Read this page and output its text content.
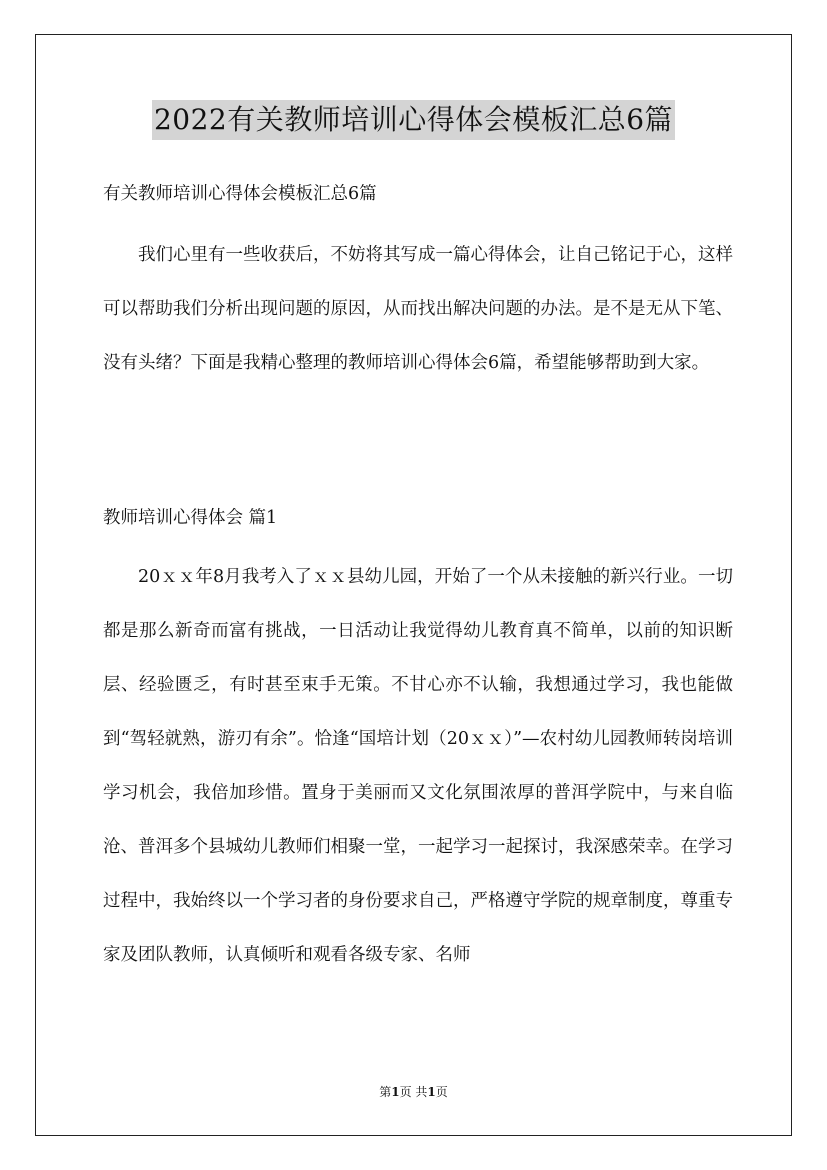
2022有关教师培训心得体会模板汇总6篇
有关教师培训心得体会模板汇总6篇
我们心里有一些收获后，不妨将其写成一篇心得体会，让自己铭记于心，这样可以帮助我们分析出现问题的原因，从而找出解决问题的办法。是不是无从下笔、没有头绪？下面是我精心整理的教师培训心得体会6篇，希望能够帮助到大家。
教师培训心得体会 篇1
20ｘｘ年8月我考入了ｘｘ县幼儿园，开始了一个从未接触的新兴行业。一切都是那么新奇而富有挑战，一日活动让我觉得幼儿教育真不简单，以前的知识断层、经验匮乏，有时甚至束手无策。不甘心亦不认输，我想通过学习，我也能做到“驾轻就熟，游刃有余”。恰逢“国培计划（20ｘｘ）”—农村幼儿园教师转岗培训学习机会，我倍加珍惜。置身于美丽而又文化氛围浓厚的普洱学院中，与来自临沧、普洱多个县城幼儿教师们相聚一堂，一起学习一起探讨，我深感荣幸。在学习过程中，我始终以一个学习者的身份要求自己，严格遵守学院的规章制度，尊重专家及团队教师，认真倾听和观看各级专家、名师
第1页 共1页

* * *

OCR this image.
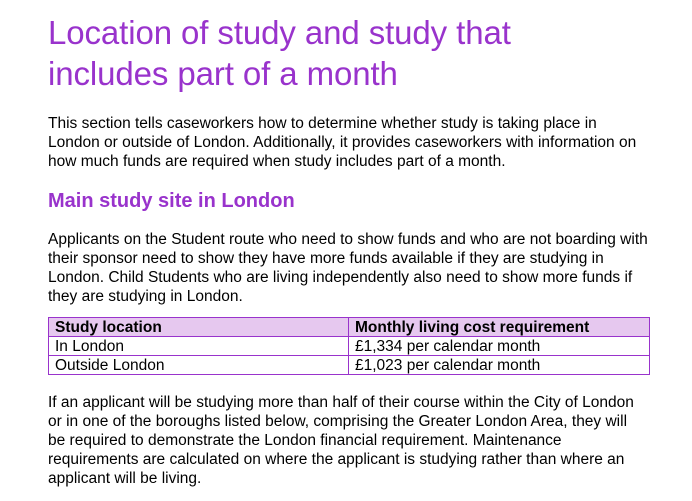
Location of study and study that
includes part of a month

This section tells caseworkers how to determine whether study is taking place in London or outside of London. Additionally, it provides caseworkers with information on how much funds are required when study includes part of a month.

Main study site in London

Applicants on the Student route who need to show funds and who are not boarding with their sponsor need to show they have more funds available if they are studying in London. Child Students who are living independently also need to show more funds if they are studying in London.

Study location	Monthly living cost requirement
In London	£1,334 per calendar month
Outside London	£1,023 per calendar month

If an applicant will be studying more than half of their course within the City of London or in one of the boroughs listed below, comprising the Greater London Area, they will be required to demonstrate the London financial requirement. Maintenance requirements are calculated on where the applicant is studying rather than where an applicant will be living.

> [INSTRUCTIONS TO FOLLOW]:
How many lines in the records hold the string "calendar"? Reply with the number alone.

> [FINISHED EXERCISE]:
2